=== INFORMATION PROVIDED ===
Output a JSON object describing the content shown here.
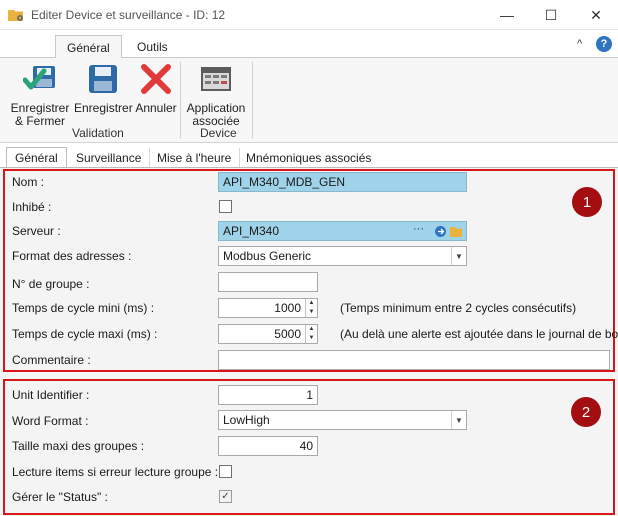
{
  "window": {
    "title": "Editer Device et surveillance - ID: 12",
    "minimize": "—",
    "maximize": "☐",
    "close": "✕"
  },
  "ribbon_tabs": [
    {
      "label": "Général"
    },
    {
      "label": "Outils"
    }
  ],
  "ribbon": {
    "save_close": [
      "Enregistrer",
      "& Fermer"
    ],
    "save": "Enregistrer",
    "cancel": "Annuler",
    "associated_app": [
      "Application",
      "associée"
    ],
    "group_validation": "Validation",
    "group_device": "Device",
    "help": "?",
    "collapse": "^"
  },
  "form_tabs": [
    "Général",
    "Surveillance",
    "Mise à l'heure",
    "Mnémoniques associés"
  ],
  "section1": {
    "badge": "1",
    "nom_label": "Nom :",
    "nom_value": "API_M340_MDB_GEN",
    "inhibe_label": "Inhibé :",
    "serveur_label": "Serveur :",
    "serveur_value": "API_M340",
    "format_label": "Format des adresses :",
    "format_value": "Modbus Generic",
    "groupe_label": "N° de groupe :",
    "groupe_value": "",
    "cycle_min_label": "Temps de cycle mini (ms) :",
    "cycle_min_value": "1000",
    "cycle_min_hint": "(Temps minimum entre 2 cycles consécutifs)",
    "cycle_max_label": "Temps de cycle maxi (ms) :",
    "cycle_max_value": "5000",
    "cycle_max_hint": "(Au delà une alerte est ajoutée dans le journal de bord)",
    "comment_label": "Commentaire :",
    "comment_value": ""
  },
  "section2": {
    "badge": "2",
    "unit_label": "Unit Identifier :",
    "unit_value": "1",
    "word_label": "Word Format :",
    "word_value": "LowHigh",
    "taille_label": "Taille maxi des groupes :",
    "taille_value": "40",
    "lecture_label": "Lecture items si erreur lecture groupe :",
    "status_label": "Gérer le \"Status\" :",
    "status_check": "✓"
  },
  "colors": {
    "highlight_field": "#9fd3e9",
    "annotation_red": "#d9141b",
    "badge_red": "#a50e10",
    "help_blue": "#2f74c0"
  }
}
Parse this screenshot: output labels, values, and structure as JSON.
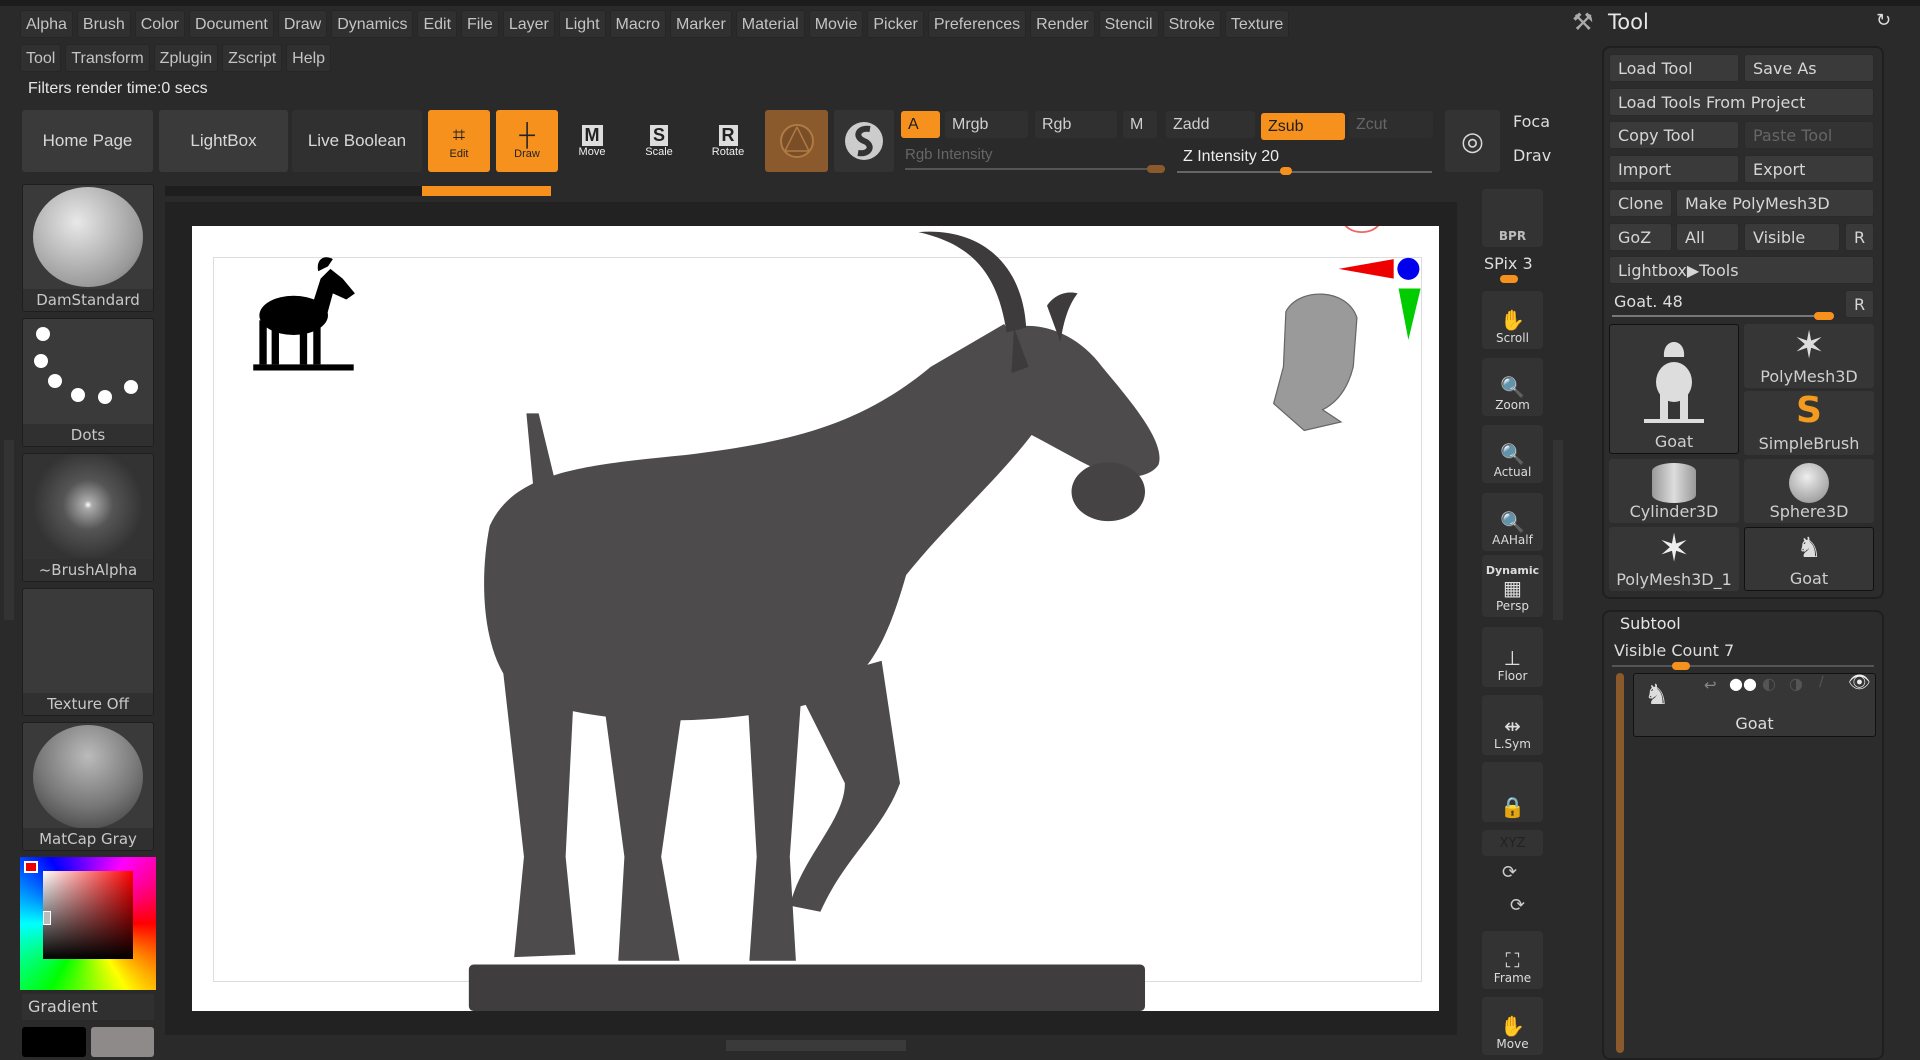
{
  "menu": {
    "row1": [
      "Alpha",
      "Brush",
      "Color",
      "Document",
      "Draw",
      "Dynamics",
      "Edit",
      "File",
      "Layer",
      "Light",
      "Macro",
      "Marker",
      "Material",
      "Movie",
      "Picker",
      "Preferences",
      "Render",
      "Stencil",
      "Stroke",
      "Texture"
    ],
    "row2": [
      "Tool",
      "Transform",
      "Zplugin",
      "Zscript",
      "Help"
    ]
  },
  "status_text": "Filters render time:0 secs",
  "toolbar": {
    "home_page": "Home Page",
    "lightbox": "LightBox",
    "live_boolean": "Live Boolean",
    "edit": "Edit",
    "draw": "Draw",
    "move": "Move",
    "scale": "Scale",
    "rotate": "Rotate",
    "a": "A",
    "mrgb": "Mrgb",
    "rgb": "Rgb",
    "m": "M",
    "zadd": "Zadd",
    "zsub": "Zsub",
    "zcut": "Zcut",
    "rgb_intensity": "Rgb Intensity",
    "z_intensity": "Z Intensity 20",
    "z_intensity_value": 20,
    "focal": "Foca",
    "draw_size": "Drav"
  },
  "left_shelf": {
    "brush": "DamStandard",
    "stroke": "Dots",
    "alpha": "~BrushAlpha",
    "texture": "Texture Off",
    "material": "MatCap Gray",
    "gradient": "Gradient"
  },
  "right_nav": {
    "bpr": "BPR",
    "spix": "SPix 3",
    "scroll": "Scroll",
    "zoom": "Zoom",
    "actual": "Actual",
    "aahalf": "AAHalf",
    "dynamic": "Dynamic",
    "persp": "Persp",
    "floor": "Floor",
    "lsym": "L.Sym",
    "xyz": "XYZ",
    "frame": "Frame",
    "move": "Move"
  },
  "tool_panel": {
    "title": "Tool",
    "load_tool": "Load Tool",
    "save_as": "Save As",
    "load_from_project": "Load Tools From Project",
    "copy_tool": "Copy Tool",
    "paste_tool": "Paste Tool",
    "import": "Import",
    "export": "Export",
    "clone": "Clone",
    "make_polymesh": "Make PolyMesh3D",
    "goz": "GoZ",
    "all": "All",
    "visible": "Visible",
    "r": "R",
    "lightbox_tools": "Lightbox▶Tools",
    "current_tool": "Goat. 48",
    "tools": [
      "Goat",
      "PolyMesh3D",
      "SimpleBrush",
      "Cylinder3D",
      "Sphere3D",
      "PolyMesh3D_1",
      "Goat"
    ]
  },
  "subtool": {
    "title": "Subtool",
    "visible_count": "Visible Count 7",
    "items": [
      "Goat"
    ]
  },
  "colors": {
    "accent": "#f7911e",
    "panel": "#2a2a2a",
    "button": "#3a3a3a"
  }
}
===
PROBLEM DESCRIPTION
Transcribe the material as is, with images omitted.

EXERCISE OUTPUT
Output a JSON object describing the content shown here.
{
  "window": {
    "title": "Editer Device et surveillance - ID: 12",
    "minimize": "—",
    "maximize": "☐",
    "close": "✕"
  },
  "ribbon_tabs": [
    {
      "label": "Général"
    },
    {
      "label": "Outils"
    }
  ],
  "ribbon": {
    "save_close": [
      "Enregistrer",
      "& Fermer"
    ],
    "save": "Enregistrer",
    "cancel": "Annuler",
    "associated_app": [
      "Application",
      "associée"
    ],
    "group_validation": "Validation",
    "group_device": "Device",
    "help": "?",
    "collapse": "^"
  },
  "form_tabs": [
    "Général",
    "Surveillance",
    "Mise à l'heure",
    "Mnémoniques associés"
  ],
  "section1": {
    "badge": "1",
    "nom_label": "Nom :",
    "nom_value": "API_M340_MDB_GEN",
    "inhibe_label": "Inhibé :",
    "serveur_label": "Serveur :",
    "serveur_value": "API_M340",
    "format_label": "Format des adresses :",
    "format_value": "Modbus Generic",
    "groupe_label": "N° de groupe :",
    "groupe_value": "",
    "cycle_min_label": "Temps de cycle mini (ms) :",
    "cycle_min_value": "1000",
    "cycle_min_hint": "(Temps minimum entre 2 cycles consécutifs)",
    "cycle_max_label": "Temps de cycle maxi (ms) :",
    "cycle_max_value": "5000",
    "cycle_max_hint": "(Au delà une alerte est ajoutée dans le journal de bord)",
    "comment_label": "Commentaire :",
    "comment_value": ""
  },
  "section2": {
    "badge": "2",
    "unit_label": "Unit Identifier :",
    "unit_value": "1",
    "word_label": "Word Format :",
    "word_value": "LowHigh",
    "taille_label": "Taille maxi des groupes :",
    "taille_value": "40",
    "lecture_label": "Lecture items si erreur lecture groupe :",
    "status_label": "Gérer le \"Status\" :",
    "status_check": "✓"
  },
  "colors": {
    "highlight_field": "#9fd3e9",
    "annotation_red": "#d9141b",
    "badge_red": "#a50e10",
    "help_blue": "#2f74c0"
  }
}
Parse this screenshot: output labels, values, and structure as JSON.
{
  "menu": {
    "row1": [
      "Alpha",
      "Brush",
      "Color",
      "Document",
      "Draw",
      "Dynamics",
      "Edit",
      "File",
      "Layer",
      "Light",
      "Macro",
      "Marker",
      "Material",
      "Movie",
      "Picker",
      "Preferences",
      "Render",
      "Stencil",
      "Stroke",
      "Texture"
    ],
    "row2": [
      "Tool",
      "Transform",
      "Zplugin",
      "Zscript",
      "Help"
    ]
  },
  "status_text": "Filters render time:0 secs",
  "toolbar": {
    "home_page": "Home Page",
    "lightbox": "LightBox",
    "live_boolean": "Live Boolean",
    "edit": "Edit",
    "draw": "Draw",
    "move": "Move",
    "scale": "Scale",
    "rotate": "Rotate",
    "a": "A",
    "mrgb": "Mrgb",
    "rgb": "Rgb",
    "m": "M",
    "zadd": "Zadd",
    "zsub": "Zsub",
    "zcut": "Zcut",
    "rgb_intensity": "Rgb Intensity",
    "z_intensity": "Z Intensity 20",
    "z_intensity_value": 20,
    "focal": "Foca",
    "draw_size": "Drav"
  },
  "left_shelf": {
    "brush": "DamStandard",
    "stroke": "Dots",
    "alpha": "~BrushAlpha",
    "texture": "Texture Off",
    "material": "MatCap Gray",
    "gradient": "Gradient"
  },
  "right_nav": {
    "bpr": "BPR",
    "spix": "SPix 3",
    "scroll": "Scroll",
    "zoom": "Zoom",
    "actual": "Actual",
    "aahalf": "AAHalf",
    "dynamic": "Dynamic",
    "persp": "Persp",
    "floor": "Floor",
    "lsym": "L.Sym",
    "xyz": "XYZ",
    "frame": "Frame",
    "move": "Move"
  },
  "tool_panel": {
    "title": "Tool",
    "load_tool": "Load Tool",
    "save_as": "Save As",
    "load_from_project": "Load Tools From Project",
    "copy_tool": "Copy Tool",
    "paste_tool": "Paste Tool",
    "import": "Import",
    "export": "Export",
    "clone": "Clone",
    "make_polymesh": "Make PolyMesh3D",
    "goz": "GoZ",
    "all": "All",
    "visible": "Visible",
    "r": "R",
    "lightbox_tools": "Lightbox▶Tools",
    "current_tool": "Goat. 48",
    "tools": [
      "Goat",
      "PolyMesh3D",
      "SimpleBrush",
      "Cylinder3D",
      "Sphere3D",
      "PolyMesh3D_1",
      "Goat"
    ]
  },
  "subtool": {
    "title": "Subtool",
    "visible_count": "Visible Count 7",
    "items": [
      "Goat"
    ]
  },
  "colors": {
    "accent": "#f7911e",
    "panel": "#2a2a2a",
    "button": "#3a3a3a"
  }
}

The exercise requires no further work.